OBJECTIVE: Omit all images, then return the remaining material exactly as it stands.

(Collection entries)
::::

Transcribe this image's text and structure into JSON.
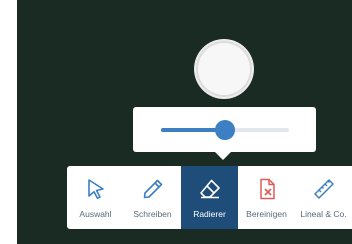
{
  "eraser": {
    "size_level": 0.5
  },
  "toolbar": {
    "tools": [
      {
        "label": "Auswahl",
        "icon": "select-arrow-icon",
        "active": false
      },
      {
        "label": "Schreiben",
        "icon": "pen-icon",
        "active": false
      },
      {
        "label": "Radierer",
        "icon": "eraser-icon",
        "active": true
      },
      {
        "label": "Bereinigen",
        "icon": "clear-page-icon",
        "active": false
      },
      {
        "label": "Lineal & Co.",
        "icon": "ruler-icon",
        "active": false
      }
    ]
  },
  "colors": {
    "board_background": "#1a2b23",
    "accent": "#3c7fc2",
    "active_tool_background": "#1e4d7a",
    "clear_icon": "#e15a5a",
    "tool_icon": "#3c7fc2"
  }
}
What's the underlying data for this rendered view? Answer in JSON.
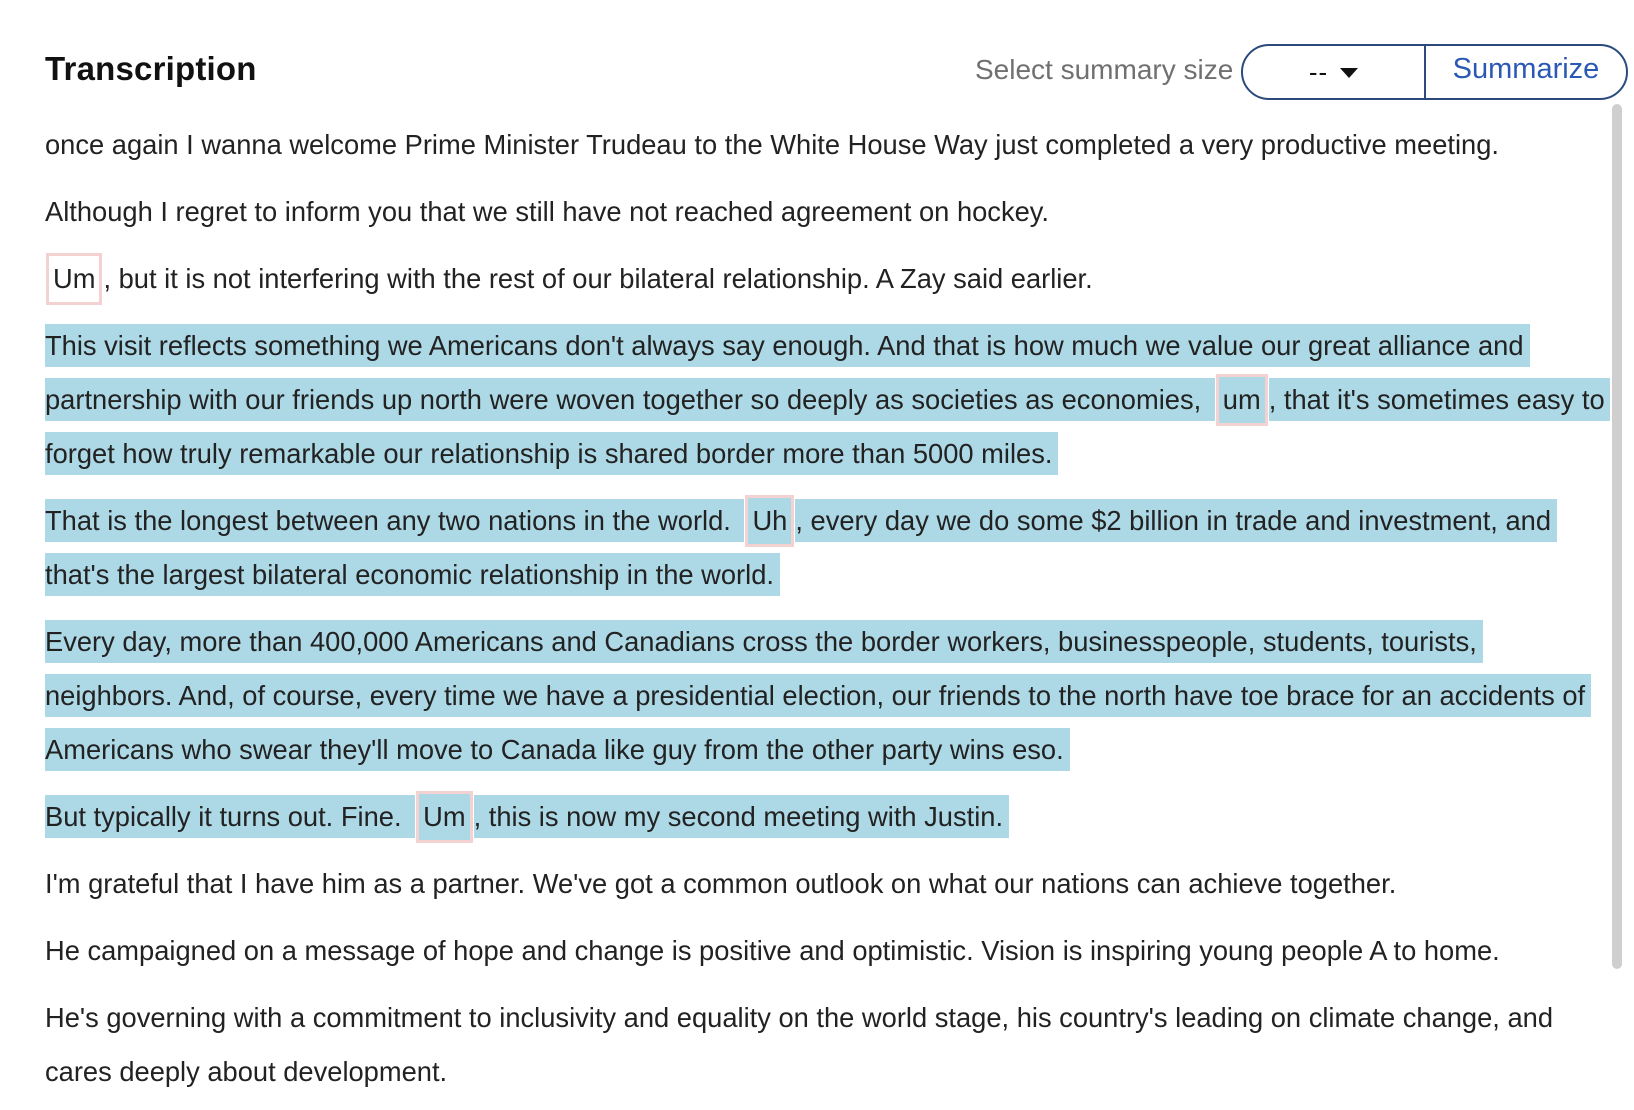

::::

CORRECT RESPONSE:
Transcribe this image's text and structure into JSON.
{
  "eraser": {
    "size_level": 0.5
  },
  "toolbar": {
    "tools": [
      {
        "label": "Auswahl",
        "icon": "select-arrow-icon",
        "active": false
      },
      {
        "label": "Schreiben",
        "icon": "pen-icon",
        "active": false
      },
      {
        "label": "Radierer",
        "icon": "eraser-icon",
        "active": true
      },
      {
        "label": "Bereinigen",
        "icon": "clear-page-icon",
        "active": false
      },
      {
        "label": "Lineal & Co.",
        "icon": "ruler-icon",
        "active": false
      }
    ]
  },
  "colors": {
    "board_background": "#1a2b23",
    "accent": "#3c7fc2",
    "active_tool_background": "#1e4d7a",
    "clear_icon": "#e15a5a",
    "tool_icon": "#3c7fc2"
  }
}
What's the underlying data for this rendered view? Answer in JSON.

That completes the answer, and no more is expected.